┌─ Given records

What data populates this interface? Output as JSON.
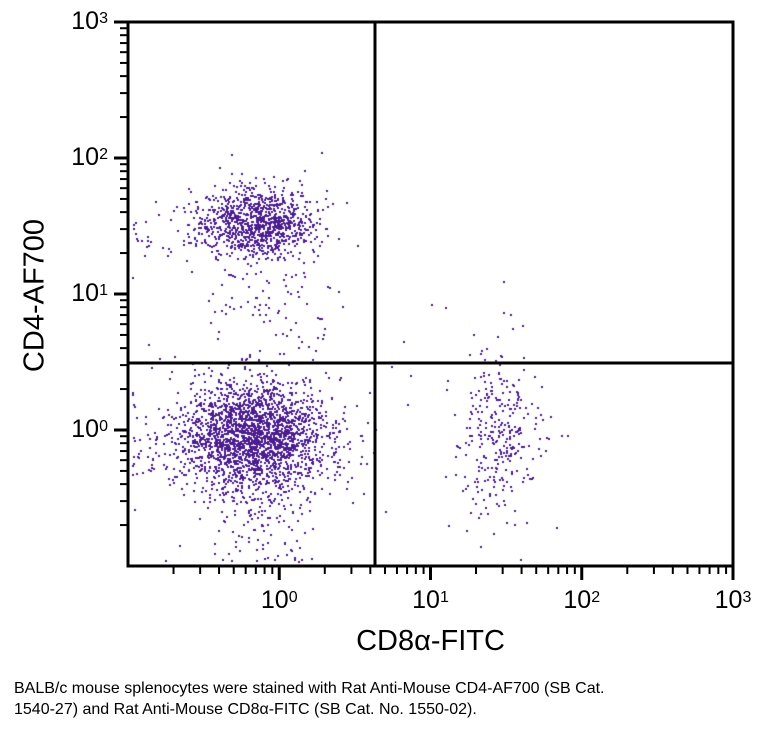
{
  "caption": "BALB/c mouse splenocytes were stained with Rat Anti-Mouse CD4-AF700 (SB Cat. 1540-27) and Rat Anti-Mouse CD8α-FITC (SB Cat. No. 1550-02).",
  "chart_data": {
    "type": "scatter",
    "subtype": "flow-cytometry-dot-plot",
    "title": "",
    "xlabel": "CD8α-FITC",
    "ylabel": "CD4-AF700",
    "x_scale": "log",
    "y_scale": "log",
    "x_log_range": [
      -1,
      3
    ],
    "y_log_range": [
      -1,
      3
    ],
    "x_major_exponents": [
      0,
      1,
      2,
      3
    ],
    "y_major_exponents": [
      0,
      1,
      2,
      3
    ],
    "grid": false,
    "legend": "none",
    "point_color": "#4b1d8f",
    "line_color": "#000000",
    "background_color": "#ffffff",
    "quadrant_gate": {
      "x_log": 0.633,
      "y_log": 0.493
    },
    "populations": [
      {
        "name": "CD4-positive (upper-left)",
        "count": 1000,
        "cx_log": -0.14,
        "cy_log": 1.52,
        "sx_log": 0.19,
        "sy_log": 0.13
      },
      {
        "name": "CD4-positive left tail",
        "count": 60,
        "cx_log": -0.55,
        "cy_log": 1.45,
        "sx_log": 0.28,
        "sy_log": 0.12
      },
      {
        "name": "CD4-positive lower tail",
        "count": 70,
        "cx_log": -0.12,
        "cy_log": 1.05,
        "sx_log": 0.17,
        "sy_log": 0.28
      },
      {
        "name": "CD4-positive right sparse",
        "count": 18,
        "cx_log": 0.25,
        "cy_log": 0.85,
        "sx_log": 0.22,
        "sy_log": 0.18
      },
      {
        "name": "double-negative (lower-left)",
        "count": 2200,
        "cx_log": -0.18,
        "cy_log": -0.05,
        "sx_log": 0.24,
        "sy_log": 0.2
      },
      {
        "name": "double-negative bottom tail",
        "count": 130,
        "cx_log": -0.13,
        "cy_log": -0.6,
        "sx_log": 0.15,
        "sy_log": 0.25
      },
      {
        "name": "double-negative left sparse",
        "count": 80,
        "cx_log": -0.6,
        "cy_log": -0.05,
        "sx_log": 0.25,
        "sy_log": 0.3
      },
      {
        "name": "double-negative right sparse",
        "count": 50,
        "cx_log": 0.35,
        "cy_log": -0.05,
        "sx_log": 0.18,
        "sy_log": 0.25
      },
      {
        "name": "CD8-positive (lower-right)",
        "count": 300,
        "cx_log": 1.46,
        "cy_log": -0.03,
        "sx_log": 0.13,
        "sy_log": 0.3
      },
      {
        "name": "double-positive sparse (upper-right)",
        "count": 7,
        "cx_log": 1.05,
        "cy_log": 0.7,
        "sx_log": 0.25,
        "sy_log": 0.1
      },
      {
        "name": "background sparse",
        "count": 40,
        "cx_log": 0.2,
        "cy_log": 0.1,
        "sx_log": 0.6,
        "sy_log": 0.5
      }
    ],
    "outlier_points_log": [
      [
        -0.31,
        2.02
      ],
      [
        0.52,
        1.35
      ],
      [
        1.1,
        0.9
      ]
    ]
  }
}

└─
┌─ Given records

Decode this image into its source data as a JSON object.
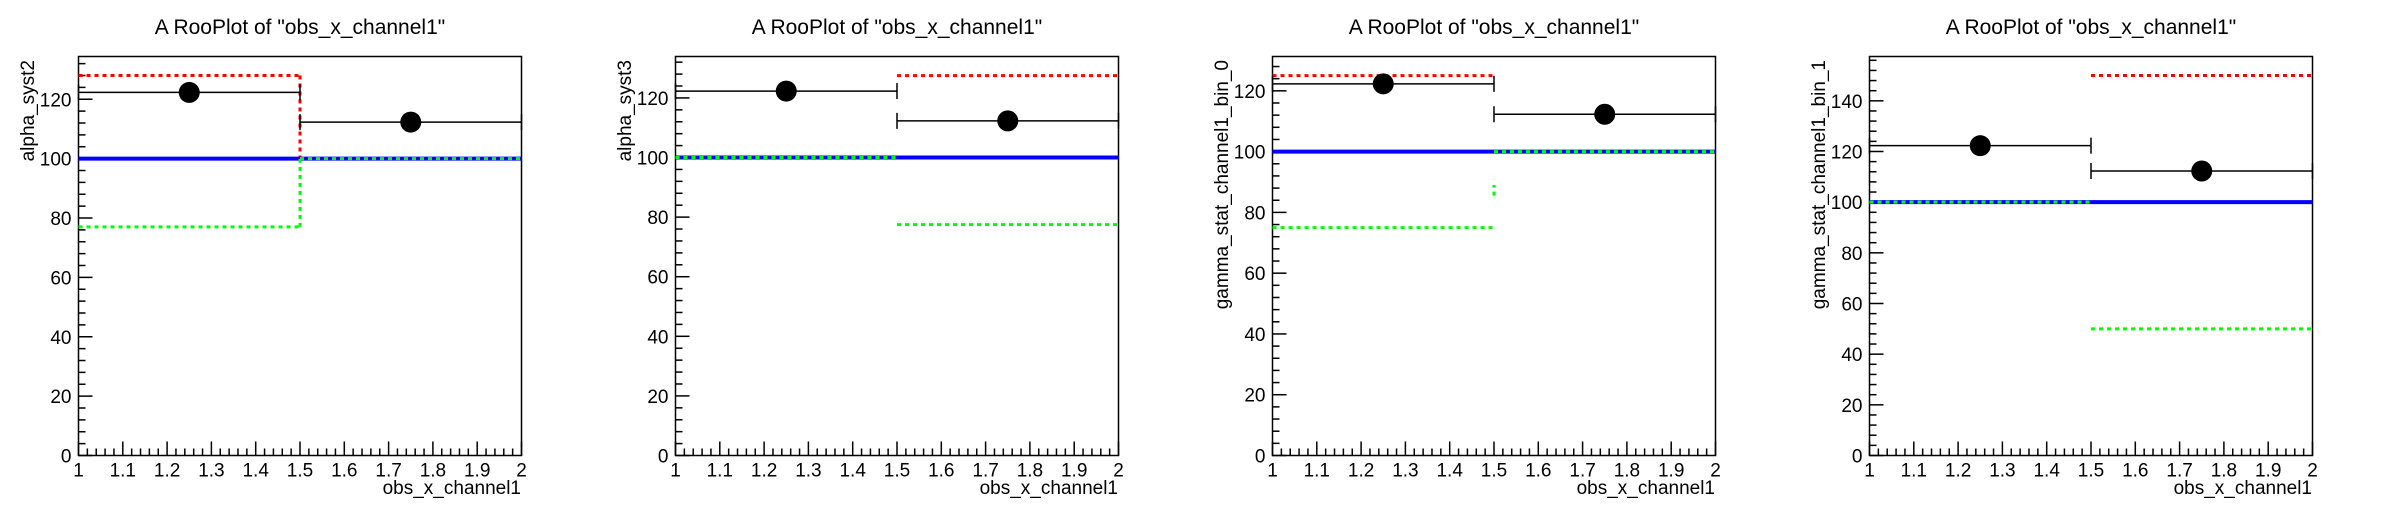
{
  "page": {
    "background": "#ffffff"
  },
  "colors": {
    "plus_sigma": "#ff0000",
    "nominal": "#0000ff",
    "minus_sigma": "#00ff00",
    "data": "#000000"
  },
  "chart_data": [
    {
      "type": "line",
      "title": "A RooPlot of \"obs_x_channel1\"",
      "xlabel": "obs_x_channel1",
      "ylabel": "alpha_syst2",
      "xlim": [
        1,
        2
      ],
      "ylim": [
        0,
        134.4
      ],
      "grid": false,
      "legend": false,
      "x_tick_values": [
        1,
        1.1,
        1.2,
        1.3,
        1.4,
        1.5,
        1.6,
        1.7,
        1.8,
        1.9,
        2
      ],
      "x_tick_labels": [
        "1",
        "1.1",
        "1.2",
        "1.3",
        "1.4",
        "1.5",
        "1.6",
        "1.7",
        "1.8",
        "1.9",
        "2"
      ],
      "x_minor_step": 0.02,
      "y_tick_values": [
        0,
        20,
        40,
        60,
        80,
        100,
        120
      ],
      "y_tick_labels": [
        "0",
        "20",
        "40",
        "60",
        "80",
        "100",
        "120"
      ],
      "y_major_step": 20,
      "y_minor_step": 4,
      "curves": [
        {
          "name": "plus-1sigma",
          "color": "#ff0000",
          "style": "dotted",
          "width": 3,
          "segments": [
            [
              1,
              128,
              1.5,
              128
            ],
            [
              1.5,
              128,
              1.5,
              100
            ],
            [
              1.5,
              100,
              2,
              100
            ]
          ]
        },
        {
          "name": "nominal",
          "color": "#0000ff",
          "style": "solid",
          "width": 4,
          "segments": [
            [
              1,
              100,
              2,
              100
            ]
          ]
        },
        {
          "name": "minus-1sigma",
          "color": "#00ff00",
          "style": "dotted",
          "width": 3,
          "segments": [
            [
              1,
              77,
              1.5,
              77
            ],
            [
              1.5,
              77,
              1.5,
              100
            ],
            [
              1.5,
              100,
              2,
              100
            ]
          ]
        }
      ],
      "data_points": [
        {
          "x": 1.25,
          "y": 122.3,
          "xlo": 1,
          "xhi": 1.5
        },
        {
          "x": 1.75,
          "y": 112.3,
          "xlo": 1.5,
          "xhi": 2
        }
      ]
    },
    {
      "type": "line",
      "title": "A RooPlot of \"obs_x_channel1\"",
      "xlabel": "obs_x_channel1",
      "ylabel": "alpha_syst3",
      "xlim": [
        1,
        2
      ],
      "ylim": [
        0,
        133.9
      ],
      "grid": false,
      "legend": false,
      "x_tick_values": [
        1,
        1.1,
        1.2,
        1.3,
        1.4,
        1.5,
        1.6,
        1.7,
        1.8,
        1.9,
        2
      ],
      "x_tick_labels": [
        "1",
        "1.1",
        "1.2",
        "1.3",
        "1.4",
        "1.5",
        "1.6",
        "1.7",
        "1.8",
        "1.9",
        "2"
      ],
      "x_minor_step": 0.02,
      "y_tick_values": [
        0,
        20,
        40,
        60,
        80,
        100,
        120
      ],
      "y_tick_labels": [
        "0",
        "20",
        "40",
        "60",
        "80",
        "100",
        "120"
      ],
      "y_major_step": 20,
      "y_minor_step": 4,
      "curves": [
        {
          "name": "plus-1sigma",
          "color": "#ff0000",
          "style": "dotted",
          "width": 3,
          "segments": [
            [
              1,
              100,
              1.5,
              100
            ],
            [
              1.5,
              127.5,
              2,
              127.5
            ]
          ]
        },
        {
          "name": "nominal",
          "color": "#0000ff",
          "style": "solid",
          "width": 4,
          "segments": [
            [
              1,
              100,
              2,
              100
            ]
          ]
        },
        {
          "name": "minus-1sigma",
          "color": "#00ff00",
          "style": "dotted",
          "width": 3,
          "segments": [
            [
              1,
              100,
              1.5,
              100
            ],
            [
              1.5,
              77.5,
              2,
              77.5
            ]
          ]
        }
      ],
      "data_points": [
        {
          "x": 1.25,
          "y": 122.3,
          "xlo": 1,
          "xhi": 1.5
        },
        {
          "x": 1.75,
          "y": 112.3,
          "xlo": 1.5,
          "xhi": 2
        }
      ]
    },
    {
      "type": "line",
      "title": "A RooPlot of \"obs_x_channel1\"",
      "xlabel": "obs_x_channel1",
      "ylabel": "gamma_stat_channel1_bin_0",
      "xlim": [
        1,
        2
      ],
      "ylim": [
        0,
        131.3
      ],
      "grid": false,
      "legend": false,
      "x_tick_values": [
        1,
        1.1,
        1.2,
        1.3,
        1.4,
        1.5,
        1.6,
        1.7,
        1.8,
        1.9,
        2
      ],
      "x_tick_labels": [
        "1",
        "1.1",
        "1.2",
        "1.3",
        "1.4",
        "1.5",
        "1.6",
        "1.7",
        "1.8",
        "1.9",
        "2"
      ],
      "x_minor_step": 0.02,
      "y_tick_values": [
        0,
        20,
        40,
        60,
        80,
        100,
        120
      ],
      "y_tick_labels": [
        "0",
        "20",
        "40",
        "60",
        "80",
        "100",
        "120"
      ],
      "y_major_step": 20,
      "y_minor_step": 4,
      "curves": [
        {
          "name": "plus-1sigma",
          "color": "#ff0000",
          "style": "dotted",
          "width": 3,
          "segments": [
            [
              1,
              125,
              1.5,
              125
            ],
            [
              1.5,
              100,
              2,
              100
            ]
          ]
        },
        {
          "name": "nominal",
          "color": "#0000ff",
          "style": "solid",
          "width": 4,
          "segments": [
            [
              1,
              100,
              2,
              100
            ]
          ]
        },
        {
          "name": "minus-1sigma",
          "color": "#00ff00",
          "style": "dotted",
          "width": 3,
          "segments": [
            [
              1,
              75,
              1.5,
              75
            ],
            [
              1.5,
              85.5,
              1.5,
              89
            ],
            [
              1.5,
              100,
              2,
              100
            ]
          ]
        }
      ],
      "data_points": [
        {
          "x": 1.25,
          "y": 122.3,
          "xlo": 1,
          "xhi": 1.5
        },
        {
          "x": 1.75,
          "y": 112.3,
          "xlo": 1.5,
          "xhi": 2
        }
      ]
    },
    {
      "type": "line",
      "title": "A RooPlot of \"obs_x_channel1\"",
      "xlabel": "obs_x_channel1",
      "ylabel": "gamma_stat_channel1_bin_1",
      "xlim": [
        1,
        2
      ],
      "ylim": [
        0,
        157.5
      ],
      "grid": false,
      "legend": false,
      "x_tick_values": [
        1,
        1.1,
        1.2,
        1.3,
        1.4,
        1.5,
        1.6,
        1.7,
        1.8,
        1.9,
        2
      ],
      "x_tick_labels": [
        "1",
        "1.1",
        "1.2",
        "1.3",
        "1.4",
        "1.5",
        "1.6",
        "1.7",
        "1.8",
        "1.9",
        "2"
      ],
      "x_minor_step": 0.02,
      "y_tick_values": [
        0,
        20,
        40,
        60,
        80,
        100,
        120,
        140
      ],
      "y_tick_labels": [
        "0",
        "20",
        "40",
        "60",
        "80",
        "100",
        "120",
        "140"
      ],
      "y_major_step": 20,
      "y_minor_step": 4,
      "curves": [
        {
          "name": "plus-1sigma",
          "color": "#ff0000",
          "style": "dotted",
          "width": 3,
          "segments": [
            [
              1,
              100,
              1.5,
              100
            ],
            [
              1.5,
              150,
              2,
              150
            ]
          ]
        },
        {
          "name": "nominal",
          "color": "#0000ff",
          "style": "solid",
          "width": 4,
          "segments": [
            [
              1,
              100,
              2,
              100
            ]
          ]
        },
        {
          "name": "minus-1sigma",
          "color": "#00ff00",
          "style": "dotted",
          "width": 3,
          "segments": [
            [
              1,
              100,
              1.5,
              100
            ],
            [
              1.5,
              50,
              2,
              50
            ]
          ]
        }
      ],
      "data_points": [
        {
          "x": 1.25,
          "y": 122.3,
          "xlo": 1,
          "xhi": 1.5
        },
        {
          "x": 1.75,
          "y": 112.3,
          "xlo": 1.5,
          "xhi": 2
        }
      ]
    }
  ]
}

└─

[What the task asks] Track down the lines that include the word "right" and copy them.

[Worked answer]
        "name": "CD4-positive right sparse",
        "name": "double-negative right sparse",
        "name": "CD8-positive (lower-right)",
        "name": "double-positive sparse (upper-right)",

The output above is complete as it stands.